Given request
Pull out every line in the data that has the string "name" in it.

Task material
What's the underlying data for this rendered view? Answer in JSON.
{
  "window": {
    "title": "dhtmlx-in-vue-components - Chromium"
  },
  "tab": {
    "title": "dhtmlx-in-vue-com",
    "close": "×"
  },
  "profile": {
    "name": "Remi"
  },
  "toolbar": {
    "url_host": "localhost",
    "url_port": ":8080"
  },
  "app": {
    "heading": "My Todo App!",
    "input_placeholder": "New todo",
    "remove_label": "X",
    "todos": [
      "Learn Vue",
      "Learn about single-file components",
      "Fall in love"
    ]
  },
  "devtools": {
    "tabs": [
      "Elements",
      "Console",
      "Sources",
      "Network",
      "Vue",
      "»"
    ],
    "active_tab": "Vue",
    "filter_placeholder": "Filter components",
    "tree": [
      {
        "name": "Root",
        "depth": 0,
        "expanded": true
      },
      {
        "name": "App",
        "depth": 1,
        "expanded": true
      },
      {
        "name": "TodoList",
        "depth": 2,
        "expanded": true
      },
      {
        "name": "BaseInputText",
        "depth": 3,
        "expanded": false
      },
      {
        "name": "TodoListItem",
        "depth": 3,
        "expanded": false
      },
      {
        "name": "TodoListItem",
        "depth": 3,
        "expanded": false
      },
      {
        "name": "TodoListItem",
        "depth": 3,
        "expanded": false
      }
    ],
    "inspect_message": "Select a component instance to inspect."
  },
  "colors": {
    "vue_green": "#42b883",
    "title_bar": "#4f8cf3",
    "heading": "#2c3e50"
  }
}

Task response
    "name": "Remi"
        "name": "Root",
        "name": "App",
        "name": "TodoList",
        "name": "BaseInputText",
        "name": "TodoListItem",
        "name": "TodoListItem",
        "name": "TodoListItem",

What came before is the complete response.